::: 抜粋本文 :::

述而第七 170

上へ


原文                  作成日 2004年(平成16年)7月から11月
子不語怪力亂神。
 
〔 読み下し 〕
()(かい)(りょく)(らん)(しん)(かた)らず。
 
〔 通釈 〕
孔子は、怪談や剛力無双や猥談や霊魂の話しは、言及しなかった。
 
〔 解説 〕

前にも述べましたが、この当時今で云うオカルトブームみたいなものがあったようで、弟子の中でも子路にオカルト好きの傾向があったようです。孔子は霊魂や神の存在を否定している訳ではありません。母顔徴在は、神降ろしをする巫女(霊能者)でしたから、神霊現象やオカルトのことは、人よりも詳しく知っていたと思います。知っているのに何故敢えて言及しなかったのか?

子路第十三で孔子は、「南人言えることあり。曰く、人にして恒(つね)無くんば、以て巫医(ふい)を作(な)すべからず。善いかな・(南国の人の諺に『恒心(ぐらつかない心)のない者は、巫女の癒しも医者の治療も効き目がない』とあるが、誠にその通りだなあ!)」と云い、続けて「其の徳を恒にせざれば、或は之に羞(はじ)を承(すすめん)。子日わく、占わざるのみ・(易経に『徳の定まらない人間は、いつも人から辱めを受ける』とあるが、こういうのは占うまでもなく理の当然だ!)」と述べております。

::: 抽出項目 :::

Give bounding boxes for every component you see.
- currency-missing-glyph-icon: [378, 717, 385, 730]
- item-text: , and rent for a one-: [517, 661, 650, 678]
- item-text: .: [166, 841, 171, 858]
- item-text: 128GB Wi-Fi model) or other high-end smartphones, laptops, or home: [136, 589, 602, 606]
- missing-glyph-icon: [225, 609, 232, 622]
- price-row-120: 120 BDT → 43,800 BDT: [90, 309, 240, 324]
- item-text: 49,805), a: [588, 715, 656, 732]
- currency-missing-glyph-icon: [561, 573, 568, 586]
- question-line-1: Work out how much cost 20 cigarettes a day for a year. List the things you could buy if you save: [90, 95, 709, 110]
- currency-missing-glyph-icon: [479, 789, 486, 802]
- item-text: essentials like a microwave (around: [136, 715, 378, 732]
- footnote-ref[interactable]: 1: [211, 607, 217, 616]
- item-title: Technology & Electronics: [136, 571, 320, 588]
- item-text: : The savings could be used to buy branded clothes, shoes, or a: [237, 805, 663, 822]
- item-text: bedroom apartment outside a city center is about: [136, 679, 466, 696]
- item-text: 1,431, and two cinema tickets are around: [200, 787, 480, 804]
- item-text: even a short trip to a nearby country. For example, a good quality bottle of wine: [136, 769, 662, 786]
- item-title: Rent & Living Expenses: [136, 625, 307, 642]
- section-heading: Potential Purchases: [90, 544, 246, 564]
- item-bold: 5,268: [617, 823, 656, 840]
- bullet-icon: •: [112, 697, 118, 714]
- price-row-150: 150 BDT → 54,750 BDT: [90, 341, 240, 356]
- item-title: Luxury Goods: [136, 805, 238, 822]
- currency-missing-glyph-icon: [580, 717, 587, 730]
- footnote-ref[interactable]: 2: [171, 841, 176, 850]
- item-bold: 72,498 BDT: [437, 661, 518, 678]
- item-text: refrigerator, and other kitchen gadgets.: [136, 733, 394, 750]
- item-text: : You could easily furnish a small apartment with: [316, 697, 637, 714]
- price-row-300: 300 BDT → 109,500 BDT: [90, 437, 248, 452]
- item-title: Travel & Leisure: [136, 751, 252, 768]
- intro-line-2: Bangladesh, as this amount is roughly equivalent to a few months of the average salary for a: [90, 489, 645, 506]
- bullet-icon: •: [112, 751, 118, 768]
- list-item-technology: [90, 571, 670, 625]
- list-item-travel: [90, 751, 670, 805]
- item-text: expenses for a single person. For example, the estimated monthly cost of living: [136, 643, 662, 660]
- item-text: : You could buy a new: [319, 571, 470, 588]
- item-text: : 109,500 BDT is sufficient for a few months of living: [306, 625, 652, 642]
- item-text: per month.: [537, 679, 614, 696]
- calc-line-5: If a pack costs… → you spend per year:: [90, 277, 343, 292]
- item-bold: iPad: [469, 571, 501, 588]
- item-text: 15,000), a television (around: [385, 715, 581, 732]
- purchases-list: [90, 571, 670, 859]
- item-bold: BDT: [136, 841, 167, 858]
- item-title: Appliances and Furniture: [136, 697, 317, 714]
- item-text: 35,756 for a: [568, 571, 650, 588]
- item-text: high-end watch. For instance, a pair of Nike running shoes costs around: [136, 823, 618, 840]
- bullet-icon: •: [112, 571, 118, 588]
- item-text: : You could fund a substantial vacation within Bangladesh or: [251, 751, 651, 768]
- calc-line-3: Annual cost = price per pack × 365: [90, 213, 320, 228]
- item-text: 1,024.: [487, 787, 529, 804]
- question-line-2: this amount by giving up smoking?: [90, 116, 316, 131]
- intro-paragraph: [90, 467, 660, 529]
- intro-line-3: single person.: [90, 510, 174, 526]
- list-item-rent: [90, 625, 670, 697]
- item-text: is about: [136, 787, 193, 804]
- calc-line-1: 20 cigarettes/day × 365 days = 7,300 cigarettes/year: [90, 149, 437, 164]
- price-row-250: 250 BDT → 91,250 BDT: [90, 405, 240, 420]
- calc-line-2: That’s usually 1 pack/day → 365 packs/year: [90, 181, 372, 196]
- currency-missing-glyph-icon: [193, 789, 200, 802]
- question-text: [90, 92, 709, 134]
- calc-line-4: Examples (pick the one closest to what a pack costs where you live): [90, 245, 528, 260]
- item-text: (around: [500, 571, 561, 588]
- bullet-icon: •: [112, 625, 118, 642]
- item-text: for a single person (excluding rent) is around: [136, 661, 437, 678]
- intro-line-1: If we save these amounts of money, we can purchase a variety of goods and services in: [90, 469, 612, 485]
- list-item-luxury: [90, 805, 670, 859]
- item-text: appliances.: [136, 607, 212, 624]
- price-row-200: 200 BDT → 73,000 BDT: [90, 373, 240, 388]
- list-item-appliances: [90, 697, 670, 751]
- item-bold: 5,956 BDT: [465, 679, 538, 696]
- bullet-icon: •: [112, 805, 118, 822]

:::

* **必須課題**:
1. 述而篇の解説によると、孔子の母の顔徴在はどのような巫女でしたか?
2. 述而篇の解説にある「孔子は霊魂や神の存在を否定している訳ではありません。」を英語に訳してください。
述而篇の解説に書かれている内容だけを根拠にしてください。

* **練習の解答**:
1. 神降ろしをする巫女(霊能者)でした。

2. Confucius does not deny the existence of spirits or gods.